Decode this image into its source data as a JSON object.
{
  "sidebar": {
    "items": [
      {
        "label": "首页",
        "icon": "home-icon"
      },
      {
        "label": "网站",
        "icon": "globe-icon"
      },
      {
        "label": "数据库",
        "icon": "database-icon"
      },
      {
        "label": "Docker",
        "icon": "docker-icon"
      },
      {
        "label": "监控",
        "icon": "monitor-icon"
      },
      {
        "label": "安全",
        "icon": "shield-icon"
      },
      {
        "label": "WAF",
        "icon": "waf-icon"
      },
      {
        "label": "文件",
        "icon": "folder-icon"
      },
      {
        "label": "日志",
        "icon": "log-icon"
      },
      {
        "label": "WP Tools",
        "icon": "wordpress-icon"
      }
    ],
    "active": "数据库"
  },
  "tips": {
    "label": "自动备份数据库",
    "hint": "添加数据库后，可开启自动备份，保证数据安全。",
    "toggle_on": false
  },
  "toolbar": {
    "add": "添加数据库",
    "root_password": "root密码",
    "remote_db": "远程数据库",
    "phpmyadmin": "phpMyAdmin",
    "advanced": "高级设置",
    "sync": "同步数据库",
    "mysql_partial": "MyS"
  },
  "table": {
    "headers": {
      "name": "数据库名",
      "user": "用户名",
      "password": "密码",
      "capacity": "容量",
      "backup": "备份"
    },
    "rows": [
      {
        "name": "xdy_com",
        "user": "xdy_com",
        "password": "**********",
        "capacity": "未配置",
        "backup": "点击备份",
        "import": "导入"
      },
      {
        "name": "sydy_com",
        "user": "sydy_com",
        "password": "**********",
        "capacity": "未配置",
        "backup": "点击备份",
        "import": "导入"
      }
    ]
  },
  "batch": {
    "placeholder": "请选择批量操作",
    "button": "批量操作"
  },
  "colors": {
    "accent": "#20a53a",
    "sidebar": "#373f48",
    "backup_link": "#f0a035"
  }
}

------------------------------------------------------------

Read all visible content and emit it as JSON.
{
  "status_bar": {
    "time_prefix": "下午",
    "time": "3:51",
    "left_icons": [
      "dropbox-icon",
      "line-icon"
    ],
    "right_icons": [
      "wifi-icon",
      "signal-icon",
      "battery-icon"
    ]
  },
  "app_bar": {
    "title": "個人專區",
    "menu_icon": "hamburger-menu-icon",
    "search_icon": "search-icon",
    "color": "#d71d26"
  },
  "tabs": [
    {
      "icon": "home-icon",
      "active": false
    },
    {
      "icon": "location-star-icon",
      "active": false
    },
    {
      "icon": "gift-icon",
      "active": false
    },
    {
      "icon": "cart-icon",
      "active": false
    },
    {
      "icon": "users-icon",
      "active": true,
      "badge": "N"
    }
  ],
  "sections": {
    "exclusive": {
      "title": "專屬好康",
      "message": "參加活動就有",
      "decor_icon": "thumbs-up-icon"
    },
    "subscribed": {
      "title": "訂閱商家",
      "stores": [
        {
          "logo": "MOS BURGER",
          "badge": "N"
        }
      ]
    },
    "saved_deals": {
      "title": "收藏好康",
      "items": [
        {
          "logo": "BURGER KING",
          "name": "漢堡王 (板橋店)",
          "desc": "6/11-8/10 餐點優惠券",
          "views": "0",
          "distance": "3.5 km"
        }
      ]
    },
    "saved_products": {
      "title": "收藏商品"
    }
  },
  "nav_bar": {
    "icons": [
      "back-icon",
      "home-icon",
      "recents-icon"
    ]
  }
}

------------------------------------------------------------

THE EXERCISE | Pick out each line that holds the string "title".

THE RESPONSE |
    "title": "個人專區",
      "title": "專屬好康",
      "title": "訂閱商家",
      "title": "收藏好康",
      "title": "收藏商品"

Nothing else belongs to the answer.